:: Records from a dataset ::
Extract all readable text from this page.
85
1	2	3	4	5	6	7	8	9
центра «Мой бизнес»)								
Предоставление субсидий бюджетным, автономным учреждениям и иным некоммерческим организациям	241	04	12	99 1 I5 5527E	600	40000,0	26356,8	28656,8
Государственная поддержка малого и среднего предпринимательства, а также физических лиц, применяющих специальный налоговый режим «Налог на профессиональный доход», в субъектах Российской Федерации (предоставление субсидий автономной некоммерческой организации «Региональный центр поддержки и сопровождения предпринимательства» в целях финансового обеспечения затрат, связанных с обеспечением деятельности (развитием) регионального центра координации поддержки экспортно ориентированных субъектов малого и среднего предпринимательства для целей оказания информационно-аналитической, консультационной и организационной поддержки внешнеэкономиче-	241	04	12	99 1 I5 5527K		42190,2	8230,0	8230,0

:: Task details ::
Extract every entry in the listing word for word.

:: Exercise answer ::
Extract all readable text from this page.
85
1	2	3	4	5	6	7	8	9
центра «Мой бизнес»)								
Предоставление субсидий бюджетным, автономным учреждениям и иным некоммерческим организациям	241	04	12	99 1 I5 5527E	600	40000,0	26356,8	28656,8
Государственная поддержка малого и среднего предпринимательства, а также физических лиц, применяющих специальный налоговый режим «Налог на профессиональный доход», в субъектах Российской Федерации (предоставление субсидий автономной некоммерческой организации «Региональный центр поддержки и сопровождения предпринимательства» в целях финансового обеспечения затрат, связанных с обеспечением деятельности (развитием) регионального центра координации поддержки экспортно ориентированных субъектов малого и среднего предпринимательства для целей оказания информационно-аналитической, консультационной и организационной поддержки внешнеэкономиче-	241	04	12	99 1 I5 5527K		42190,2	8230,0	8230,0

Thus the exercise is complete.